Materials provided:
== == ==
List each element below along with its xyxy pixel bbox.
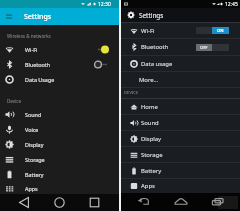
== == ==
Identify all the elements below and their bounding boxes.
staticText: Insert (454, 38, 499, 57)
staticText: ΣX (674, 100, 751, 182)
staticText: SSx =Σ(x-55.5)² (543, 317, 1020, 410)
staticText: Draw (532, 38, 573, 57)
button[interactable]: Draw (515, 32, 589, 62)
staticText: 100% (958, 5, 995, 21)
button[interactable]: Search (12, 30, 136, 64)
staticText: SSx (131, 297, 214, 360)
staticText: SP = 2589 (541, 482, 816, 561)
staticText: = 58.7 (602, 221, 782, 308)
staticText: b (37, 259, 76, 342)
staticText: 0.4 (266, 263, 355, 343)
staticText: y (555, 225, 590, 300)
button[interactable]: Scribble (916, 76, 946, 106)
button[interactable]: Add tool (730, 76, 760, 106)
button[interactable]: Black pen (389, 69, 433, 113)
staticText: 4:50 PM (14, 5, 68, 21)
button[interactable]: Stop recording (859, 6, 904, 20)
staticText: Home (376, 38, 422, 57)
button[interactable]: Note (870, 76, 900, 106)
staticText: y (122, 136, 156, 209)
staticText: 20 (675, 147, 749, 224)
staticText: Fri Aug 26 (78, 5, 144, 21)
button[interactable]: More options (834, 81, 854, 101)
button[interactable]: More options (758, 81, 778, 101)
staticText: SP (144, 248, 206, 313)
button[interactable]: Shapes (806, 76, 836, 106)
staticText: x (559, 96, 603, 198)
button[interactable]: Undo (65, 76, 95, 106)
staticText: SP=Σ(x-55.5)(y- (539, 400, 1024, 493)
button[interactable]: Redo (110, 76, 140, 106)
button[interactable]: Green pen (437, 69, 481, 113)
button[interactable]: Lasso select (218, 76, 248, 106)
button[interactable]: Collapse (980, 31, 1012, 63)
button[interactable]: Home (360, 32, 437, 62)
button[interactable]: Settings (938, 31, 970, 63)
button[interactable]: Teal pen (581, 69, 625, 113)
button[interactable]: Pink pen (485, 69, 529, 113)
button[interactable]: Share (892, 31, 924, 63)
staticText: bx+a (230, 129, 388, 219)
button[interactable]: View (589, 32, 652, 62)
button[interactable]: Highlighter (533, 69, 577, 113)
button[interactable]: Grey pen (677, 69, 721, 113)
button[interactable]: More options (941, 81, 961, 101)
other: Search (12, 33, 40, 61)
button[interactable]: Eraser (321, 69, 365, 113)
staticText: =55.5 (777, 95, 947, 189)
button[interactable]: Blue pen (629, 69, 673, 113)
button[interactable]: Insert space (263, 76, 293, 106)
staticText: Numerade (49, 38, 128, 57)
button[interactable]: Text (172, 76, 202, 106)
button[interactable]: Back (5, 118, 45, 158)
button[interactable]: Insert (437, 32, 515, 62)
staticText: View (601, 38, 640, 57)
== == ==
Task: Edit the listing above, starting with the line that contains "Identify all the" and going on through the line that contains "button[interactable]: Redo (110, 76, 140, 106)": replace "More options" with "Options menu" and leave everything else unchanged. Give back only those lines.

Answer to this problem:
Identify all the elements below and their bounding boxes.
staticText: Insert (454, 38, 499, 57)
staticText: ΣX (674, 100, 751, 182)
staticText: SSx =Σ(x-55.5)² (543, 317, 1020, 410)
staticText: Draw (532, 38, 573, 57)
button[interactable]: Draw (515, 32, 589, 62)
staticText: 100% (958, 5, 995, 21)
button[interactable]: Search (12, 30, 136, 64)
staticText: SSx (131, 297, 214, 360)
staticText: SP = 2589 (541, 482, 816, 561)
staticText: = 58.7 (602, 221, 782, 308)
staticText: b (37, 259, 76, 342)
staticText: 0.4 (266, 263, 355, 343)
staticText: y (555, 225, 590, 300)
button[interactable]: Scribble (916, 76, 946, 106)
button[interactable]: Add tool (730, 76, 760, 106)
button[interactable]: Black pen (389, 69, 433, 113)
staticText: 4:50 PM (14, 5, 68, 21)
button[interactable]: Stop recording (859, 6, 904, 20)
staticText: Home (376, 38, 422, 57)
button[interactable]: Note (870, 76, 900, 106)
staticText: y (122, 136, 156, 209)
staticText: 20 (675, 147, 749, 224)
staticText: Fri Aug 26 (78, 5, 144, 21)
button[interactable]: Options menu (834, 81, 854, 101)
button[interactable]: Options menu (758, 81, 778, 101)
staticText: SP (144, 248, 206, 313)
button[interactable]: Shapes (806, 76, 836, 106)
staticText: x (559, 96, 603, 198)
button[interactable]: Undo (65, 76, 95, 106)
staticText: SP=Σ(x-55.5)(y- (539, 400, 1024, 493)
button[interactable]: Redo (110, 76, 140, 106)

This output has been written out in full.